Short problem — Render as a Markdown table, with columns "Row" and "Entry", the lines from the start of the records below through the line containing "curve-label: 5SP15-22 [86,171,157,188]", inclusive. Number each line and leave out blank lines.

[begin Records for this task]

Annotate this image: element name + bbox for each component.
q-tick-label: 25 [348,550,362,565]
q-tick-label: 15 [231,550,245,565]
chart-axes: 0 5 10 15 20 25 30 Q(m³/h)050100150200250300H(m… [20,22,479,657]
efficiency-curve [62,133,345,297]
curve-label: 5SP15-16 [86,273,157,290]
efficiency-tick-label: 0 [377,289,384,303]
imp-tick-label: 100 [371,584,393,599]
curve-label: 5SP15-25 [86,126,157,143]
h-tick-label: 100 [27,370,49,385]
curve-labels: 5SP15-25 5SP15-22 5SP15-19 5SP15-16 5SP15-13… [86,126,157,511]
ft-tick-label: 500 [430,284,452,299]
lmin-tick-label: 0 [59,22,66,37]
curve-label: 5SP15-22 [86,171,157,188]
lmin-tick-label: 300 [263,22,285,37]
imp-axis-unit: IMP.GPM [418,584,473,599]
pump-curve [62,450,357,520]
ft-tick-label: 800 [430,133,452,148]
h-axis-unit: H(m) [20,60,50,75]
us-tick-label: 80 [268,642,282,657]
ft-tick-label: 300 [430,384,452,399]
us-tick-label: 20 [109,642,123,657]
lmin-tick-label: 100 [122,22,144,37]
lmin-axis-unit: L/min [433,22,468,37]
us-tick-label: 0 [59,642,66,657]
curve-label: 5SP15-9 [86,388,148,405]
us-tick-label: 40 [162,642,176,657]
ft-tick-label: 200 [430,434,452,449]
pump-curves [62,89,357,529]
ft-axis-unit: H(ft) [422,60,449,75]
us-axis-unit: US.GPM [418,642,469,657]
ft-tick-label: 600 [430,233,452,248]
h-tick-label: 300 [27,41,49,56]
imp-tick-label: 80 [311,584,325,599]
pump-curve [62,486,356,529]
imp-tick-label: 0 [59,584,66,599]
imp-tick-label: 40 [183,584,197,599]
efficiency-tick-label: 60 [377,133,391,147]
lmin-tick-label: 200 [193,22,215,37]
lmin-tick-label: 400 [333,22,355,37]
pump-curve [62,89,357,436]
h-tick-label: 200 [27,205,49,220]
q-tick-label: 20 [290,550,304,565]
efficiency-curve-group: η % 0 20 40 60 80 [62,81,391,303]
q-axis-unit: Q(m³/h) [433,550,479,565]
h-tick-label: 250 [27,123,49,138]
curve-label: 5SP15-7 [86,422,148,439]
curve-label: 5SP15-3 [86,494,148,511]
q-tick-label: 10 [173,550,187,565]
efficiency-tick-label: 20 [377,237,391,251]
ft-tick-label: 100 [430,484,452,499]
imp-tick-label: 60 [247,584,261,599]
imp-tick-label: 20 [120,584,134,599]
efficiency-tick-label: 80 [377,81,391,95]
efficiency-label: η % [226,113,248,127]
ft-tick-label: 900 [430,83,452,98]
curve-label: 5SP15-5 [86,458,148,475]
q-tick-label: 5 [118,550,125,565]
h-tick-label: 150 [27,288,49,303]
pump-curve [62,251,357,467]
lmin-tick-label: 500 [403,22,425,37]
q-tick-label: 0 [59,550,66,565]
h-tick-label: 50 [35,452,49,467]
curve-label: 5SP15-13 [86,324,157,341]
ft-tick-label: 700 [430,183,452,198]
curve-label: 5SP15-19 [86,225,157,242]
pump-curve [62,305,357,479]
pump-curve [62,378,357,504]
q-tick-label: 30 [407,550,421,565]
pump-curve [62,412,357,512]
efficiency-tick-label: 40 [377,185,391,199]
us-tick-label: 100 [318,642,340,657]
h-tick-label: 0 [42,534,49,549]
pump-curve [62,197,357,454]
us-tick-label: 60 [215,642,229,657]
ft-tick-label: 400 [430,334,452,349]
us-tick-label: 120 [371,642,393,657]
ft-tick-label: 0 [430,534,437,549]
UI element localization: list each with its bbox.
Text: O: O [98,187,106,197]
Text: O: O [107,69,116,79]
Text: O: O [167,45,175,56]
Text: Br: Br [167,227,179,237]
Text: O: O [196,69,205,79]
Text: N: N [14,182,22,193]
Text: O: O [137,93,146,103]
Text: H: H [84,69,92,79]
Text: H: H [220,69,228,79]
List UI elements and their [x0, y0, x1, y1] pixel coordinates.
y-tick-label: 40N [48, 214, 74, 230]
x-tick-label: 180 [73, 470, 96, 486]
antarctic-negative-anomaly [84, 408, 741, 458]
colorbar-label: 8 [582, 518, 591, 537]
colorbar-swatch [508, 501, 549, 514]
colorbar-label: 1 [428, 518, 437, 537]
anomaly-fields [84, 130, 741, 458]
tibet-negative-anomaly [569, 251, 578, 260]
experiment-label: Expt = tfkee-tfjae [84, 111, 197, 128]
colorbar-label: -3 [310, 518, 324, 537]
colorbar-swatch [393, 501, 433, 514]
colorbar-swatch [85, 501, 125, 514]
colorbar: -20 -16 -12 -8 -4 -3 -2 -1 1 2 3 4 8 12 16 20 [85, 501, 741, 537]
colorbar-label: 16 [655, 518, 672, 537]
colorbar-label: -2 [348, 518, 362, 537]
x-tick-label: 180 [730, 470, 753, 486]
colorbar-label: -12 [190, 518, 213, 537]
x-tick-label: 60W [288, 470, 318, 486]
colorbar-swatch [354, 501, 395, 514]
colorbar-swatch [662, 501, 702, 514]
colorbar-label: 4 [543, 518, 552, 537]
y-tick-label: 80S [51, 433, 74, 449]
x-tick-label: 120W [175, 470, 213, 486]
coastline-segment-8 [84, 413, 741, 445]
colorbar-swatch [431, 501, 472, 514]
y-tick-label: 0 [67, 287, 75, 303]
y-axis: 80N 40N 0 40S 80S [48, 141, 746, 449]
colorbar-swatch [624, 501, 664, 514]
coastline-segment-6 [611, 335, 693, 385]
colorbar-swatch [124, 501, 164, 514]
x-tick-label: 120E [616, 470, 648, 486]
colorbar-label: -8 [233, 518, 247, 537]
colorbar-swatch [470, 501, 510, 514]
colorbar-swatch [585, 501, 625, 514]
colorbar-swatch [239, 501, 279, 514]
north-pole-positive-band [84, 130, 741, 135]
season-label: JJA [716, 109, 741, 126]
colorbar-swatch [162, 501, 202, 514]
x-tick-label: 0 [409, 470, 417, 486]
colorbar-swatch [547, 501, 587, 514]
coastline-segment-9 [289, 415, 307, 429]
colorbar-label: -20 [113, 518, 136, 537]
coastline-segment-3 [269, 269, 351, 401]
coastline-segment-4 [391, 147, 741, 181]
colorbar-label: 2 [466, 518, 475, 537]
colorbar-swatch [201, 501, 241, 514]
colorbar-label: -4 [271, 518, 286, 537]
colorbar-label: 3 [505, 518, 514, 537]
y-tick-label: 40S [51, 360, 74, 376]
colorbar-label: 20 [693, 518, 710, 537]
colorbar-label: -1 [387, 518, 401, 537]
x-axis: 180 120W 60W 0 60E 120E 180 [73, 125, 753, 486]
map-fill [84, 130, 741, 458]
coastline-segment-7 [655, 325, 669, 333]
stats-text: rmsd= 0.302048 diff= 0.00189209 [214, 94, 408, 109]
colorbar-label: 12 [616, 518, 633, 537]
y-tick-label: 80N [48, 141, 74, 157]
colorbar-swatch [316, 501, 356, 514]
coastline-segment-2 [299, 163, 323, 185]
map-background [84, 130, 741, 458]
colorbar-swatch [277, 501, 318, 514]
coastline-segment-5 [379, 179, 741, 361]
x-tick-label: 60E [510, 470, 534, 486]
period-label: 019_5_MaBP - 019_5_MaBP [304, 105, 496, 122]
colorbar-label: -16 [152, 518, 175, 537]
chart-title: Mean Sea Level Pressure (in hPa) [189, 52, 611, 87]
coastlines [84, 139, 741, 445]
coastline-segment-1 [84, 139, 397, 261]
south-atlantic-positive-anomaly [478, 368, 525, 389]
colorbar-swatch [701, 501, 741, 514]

[end Records for this task]

Correct answer —
| Row | Entry |
|---|---|
| 1 | Annotate this image: element name + bbox for each component. |
| 2 | q-tick-label: 25 [348,550,362,565] |
| 3 | q-tick-label: 15 [231,550,245,565] |
| 4 | chart-axes: 0 5 10 15 20 25 30 Q(m³/h)050100150200250300H(m… [20,22,479,657] |
| 5 | efficiency-curve [62,133,345,297] |
| 6 | curve-label: 5SP15-16 [86,273,157,290] |
| 7 | efficiency-tick-label: 0 [377,289,384,303] |
| 8 | imp-tick-label: 100 [371,584,393,599] |
| 9 | curve-label: 5SP15-25 [86,126,157,143] |
| 10 | h-tick-label: 100 [27,370,49,385] |
| 11 | curve-labels: 5SP15-25 5SP15-22 5SP15-19 5SP15-16 5SP15-13… [86,126,157,511] |
| 12 | ft-tick-label: 500 [430,284,452,299] |
| 13 | lmin-tick-label: 0 [59,22,66,37] |
| 14 | curve-label: 5SP15-22 [86,171,157,188] |